# Start of LISTED RECORDS

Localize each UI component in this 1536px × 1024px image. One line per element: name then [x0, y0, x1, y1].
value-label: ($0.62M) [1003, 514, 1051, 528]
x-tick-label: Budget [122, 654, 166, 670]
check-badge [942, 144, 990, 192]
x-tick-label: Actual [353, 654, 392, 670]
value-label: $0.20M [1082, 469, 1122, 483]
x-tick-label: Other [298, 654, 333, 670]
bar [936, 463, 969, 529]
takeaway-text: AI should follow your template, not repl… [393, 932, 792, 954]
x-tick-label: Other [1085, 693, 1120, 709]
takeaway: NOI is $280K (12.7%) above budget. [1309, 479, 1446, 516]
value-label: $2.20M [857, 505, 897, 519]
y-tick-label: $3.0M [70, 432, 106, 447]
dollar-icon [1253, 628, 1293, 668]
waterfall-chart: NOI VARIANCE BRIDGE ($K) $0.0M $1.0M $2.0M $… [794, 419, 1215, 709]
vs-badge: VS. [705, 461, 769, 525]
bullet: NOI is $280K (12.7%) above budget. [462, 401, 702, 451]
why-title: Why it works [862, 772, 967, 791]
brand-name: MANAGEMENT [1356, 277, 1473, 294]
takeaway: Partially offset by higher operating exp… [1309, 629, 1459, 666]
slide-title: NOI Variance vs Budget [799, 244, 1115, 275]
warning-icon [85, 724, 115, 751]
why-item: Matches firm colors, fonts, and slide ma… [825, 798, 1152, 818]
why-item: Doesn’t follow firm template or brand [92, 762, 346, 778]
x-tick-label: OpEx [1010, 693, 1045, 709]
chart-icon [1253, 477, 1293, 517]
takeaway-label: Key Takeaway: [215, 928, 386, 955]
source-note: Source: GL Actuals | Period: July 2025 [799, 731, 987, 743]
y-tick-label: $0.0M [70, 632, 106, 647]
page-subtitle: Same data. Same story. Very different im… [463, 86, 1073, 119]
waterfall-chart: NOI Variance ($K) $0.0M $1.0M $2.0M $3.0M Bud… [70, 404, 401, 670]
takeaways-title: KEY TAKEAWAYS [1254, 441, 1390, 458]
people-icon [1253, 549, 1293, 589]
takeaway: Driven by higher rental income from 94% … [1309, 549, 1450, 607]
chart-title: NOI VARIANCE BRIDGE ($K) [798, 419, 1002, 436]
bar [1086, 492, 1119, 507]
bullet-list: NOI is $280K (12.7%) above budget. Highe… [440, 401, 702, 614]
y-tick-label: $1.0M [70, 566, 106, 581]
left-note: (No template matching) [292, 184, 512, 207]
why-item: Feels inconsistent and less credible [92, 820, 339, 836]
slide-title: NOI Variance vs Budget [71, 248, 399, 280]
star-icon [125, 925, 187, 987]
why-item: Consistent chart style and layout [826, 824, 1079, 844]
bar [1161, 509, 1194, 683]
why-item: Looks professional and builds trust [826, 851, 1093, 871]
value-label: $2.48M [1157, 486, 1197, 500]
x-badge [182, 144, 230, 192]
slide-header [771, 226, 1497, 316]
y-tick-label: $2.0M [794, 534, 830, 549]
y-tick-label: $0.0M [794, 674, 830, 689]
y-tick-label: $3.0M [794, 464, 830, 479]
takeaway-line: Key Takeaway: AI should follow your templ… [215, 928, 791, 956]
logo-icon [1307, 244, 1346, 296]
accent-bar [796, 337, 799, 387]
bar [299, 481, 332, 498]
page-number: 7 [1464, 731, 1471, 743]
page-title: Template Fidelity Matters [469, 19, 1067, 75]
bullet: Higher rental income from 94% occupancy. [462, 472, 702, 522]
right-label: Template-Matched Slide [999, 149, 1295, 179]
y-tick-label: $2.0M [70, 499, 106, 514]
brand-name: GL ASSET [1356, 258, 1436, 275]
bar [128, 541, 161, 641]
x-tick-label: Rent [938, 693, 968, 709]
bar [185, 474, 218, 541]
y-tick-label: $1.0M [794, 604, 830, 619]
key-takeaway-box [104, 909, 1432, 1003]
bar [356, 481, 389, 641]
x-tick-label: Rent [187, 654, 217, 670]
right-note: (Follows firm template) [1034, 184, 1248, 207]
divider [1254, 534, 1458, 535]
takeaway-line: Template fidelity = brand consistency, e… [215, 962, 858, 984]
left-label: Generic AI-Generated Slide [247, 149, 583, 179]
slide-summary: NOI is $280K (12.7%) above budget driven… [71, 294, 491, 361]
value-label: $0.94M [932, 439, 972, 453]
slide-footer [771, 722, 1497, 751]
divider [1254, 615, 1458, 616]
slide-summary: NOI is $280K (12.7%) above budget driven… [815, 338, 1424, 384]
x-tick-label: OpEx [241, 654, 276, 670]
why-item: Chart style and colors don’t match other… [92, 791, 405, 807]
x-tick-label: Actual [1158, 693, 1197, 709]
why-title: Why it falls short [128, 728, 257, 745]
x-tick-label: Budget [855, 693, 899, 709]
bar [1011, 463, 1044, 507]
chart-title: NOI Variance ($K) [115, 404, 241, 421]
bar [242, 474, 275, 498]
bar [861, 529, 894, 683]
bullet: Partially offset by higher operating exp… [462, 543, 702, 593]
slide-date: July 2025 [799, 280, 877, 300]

# End of LISTED RECORDS

_WHAT YOU SHOULD DO_
Copy the material above word for word, from its first line through the line that contains "warning-icon [85, 724, 115, 751]", including both ends.

_EXPECTED ANSWER_
Localize each UI component in this 1536px × 1024px image. One line per element: name then [x0, y0, x1, y1].
value-label: ($0.62M) [1003, 514, 1051, 528]
x-tick-label: Budget [122, 654, 166, 670]
check-badge [942, 144, 990, 192]
x-tick-label: Actual [353, 654, 392, 670]
value-label: $0.20M [1082, 469, 1122, 483]
x-tick-label: Other [298, 654, 333, 670]
bar [936, 463, 969, 529]
takeaway-text: AI should follow your template, not repl… [393, 932, 792, 954]
x-tick-label: Other [1085, 693, 1120, 709]
takeaway: NOI is $280K (12.7%) above budget. [1309, 479, 1446, 516]
value-label: $2.20M [857, 505, 897, 519]
y-tick-label: $3.0M [70, 432, 106, 447]
dollar-icon [1253, 628, 1293, 668]
waterfall-chart: NOI VARIANCE BRIDGE ($K) $0.0M $1.0M $2.0M $… [794, 419, 1215, 709]
vs-badge: VS. [705, 461, 769, 525]
bullet: NOI is $280K (12.7%) above budget. [462, 401, 702, 451]
why-title: Why it works [862, 772, 967, 791]
brand-name: MANAGEMENT [1356, 277, 1473, 294]
takeaway: Partially offset by higher operating exp… [1309, 629, 1459, 666]
slide-title: NOI Variance vs Budget [799, 244, 1115, 275]
warning-icon [85, 724, 115, 751]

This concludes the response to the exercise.